Recast the entries, from the first line of the entries through the line containing "man-figure-icon (148, 249, 172, 304)", as a Markdown table with the columns Row and Line, numbering each row and leaving out blank lines.

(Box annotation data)
.....

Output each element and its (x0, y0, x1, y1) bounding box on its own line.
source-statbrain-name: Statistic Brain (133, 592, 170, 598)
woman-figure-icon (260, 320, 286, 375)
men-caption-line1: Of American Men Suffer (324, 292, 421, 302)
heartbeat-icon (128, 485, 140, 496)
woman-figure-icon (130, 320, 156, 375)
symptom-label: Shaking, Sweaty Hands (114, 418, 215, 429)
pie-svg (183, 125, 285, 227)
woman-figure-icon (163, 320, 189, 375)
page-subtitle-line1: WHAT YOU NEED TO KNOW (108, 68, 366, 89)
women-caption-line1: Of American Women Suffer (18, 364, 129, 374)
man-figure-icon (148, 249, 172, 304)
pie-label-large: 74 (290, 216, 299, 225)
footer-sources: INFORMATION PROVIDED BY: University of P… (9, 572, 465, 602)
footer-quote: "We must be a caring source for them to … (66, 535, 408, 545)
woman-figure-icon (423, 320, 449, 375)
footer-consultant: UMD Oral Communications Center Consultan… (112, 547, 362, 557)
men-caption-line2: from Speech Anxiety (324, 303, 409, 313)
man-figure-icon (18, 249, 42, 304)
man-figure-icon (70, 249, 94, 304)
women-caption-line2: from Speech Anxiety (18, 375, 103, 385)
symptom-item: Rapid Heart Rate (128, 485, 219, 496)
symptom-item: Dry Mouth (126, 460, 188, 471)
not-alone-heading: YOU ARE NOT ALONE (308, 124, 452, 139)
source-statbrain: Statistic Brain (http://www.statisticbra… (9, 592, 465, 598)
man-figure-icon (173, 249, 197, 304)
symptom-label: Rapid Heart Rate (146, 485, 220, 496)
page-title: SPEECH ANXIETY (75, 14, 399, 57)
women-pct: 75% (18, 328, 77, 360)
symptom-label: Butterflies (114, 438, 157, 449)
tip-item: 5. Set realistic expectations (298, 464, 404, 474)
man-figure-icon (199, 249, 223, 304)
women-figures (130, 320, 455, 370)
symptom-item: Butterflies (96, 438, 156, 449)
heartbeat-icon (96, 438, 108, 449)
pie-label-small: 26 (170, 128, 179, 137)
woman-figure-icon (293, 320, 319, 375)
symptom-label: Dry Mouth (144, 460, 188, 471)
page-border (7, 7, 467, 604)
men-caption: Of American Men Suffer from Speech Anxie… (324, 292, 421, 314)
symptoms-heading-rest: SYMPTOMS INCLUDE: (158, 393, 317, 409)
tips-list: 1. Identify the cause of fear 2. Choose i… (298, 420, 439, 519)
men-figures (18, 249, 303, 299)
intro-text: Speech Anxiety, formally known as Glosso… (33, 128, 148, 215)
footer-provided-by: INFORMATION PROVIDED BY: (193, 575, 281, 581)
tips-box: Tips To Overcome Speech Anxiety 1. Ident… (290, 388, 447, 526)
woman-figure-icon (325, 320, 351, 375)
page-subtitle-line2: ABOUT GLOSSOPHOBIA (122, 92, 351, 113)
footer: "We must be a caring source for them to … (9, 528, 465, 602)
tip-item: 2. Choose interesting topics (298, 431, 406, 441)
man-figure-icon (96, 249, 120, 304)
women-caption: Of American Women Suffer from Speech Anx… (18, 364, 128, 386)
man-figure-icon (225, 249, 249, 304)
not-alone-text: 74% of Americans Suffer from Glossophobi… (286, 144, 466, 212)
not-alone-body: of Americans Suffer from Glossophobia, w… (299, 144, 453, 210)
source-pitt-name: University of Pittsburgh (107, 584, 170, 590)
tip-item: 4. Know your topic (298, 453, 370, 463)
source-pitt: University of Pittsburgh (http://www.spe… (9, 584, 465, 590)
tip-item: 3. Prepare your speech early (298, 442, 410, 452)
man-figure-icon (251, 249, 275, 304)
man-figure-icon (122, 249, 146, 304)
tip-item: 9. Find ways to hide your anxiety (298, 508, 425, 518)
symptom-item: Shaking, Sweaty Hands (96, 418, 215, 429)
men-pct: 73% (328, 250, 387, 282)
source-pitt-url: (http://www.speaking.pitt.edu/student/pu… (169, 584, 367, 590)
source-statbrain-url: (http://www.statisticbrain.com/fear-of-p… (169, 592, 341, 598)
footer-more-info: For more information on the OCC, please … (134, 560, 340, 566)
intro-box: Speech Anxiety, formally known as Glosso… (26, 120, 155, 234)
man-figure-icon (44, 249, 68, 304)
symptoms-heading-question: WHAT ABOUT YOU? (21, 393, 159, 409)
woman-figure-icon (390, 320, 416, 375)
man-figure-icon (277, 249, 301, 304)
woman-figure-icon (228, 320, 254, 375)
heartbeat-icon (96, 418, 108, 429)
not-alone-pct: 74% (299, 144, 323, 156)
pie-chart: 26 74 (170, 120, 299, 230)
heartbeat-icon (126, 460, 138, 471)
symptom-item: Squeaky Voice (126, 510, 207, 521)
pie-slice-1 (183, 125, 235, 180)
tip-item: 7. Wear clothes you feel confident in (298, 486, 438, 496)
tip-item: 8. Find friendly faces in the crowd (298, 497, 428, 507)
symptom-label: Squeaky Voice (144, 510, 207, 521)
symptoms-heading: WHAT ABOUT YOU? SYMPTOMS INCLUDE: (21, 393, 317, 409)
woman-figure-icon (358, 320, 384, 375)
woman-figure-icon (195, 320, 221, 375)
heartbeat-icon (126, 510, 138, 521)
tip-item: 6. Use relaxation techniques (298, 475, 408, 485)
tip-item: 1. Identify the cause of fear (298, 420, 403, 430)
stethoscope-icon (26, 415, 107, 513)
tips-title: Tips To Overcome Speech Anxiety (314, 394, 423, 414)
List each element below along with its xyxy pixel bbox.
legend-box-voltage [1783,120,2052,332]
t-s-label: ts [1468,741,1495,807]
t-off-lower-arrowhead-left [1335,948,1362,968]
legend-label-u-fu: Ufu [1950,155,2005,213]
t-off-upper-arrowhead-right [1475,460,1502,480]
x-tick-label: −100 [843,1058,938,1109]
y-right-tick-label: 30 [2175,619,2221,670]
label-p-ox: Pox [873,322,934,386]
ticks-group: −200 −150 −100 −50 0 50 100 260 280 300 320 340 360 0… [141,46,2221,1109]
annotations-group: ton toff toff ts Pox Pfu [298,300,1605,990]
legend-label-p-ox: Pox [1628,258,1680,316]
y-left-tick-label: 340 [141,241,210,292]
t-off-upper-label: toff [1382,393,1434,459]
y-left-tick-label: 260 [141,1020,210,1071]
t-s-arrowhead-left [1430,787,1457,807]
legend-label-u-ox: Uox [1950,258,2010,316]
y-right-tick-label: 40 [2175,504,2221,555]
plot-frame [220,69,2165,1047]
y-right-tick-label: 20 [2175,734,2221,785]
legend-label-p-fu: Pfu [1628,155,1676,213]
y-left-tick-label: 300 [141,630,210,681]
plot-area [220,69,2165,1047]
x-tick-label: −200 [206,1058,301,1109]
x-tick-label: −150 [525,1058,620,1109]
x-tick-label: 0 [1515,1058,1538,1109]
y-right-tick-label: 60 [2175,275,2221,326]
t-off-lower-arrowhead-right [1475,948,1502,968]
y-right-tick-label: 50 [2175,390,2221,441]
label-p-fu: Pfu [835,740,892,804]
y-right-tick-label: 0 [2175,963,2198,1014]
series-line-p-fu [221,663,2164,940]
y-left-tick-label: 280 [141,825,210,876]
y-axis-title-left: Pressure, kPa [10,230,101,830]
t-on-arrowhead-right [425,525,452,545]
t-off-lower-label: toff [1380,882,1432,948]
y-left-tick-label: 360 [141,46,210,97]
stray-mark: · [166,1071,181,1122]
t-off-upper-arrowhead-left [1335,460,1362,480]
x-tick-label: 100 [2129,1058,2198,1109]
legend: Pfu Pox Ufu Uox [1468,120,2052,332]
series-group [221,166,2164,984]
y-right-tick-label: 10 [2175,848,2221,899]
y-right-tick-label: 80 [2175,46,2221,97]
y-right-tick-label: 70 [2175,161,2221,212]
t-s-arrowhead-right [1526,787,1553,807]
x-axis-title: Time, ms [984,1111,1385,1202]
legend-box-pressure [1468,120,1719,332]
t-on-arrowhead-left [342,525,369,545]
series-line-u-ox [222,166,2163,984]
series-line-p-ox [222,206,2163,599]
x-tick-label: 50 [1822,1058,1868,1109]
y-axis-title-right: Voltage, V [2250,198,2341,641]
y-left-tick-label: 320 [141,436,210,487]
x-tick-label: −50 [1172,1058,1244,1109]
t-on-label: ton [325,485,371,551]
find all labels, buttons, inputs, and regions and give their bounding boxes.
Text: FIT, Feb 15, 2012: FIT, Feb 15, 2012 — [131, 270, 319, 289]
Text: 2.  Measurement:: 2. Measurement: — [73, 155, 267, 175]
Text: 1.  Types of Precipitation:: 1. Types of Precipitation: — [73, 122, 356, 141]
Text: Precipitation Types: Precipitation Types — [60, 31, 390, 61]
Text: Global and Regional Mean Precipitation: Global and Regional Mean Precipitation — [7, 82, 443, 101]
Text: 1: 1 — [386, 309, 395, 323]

.....

→ **Reply**:
| Row | Line |
|---|---|
| 1 | Output each element and its (x0, y0, x1, y1) bounding box on its own line. |
| 2 | source-statbrain-name: Statistic Brain (133, 592, 170, 598) |
| 3 | woman-figure-icon (260, 320, 286, 375) |
| 4 | men-caption-line1: Of American Men Suffer (324, 292, 421, 302) |
| 5 | heartbeat-icon (128, 485, 140, 496) |
| 6 | woman-figure-icon (130, 320, 156, 375) |
| 7 | symptom-label: Shaking, Sweaty Hands (114, 418, 215, 429) |
| 8 | pie-svg (183, 125, 285, 227) |
| 9 | woman-figure-icon (163, 320, 189, 375) |
| 10 | page-subtitle-line1: WHAT YOU NEED TO KNOW (108, 68, 366, 89) |
| 11 | women-caption-line1: Of American Women Suffer (18, 364, 129, 374) |
| 12 | man-figure-icon (148, 249, 172, 304) |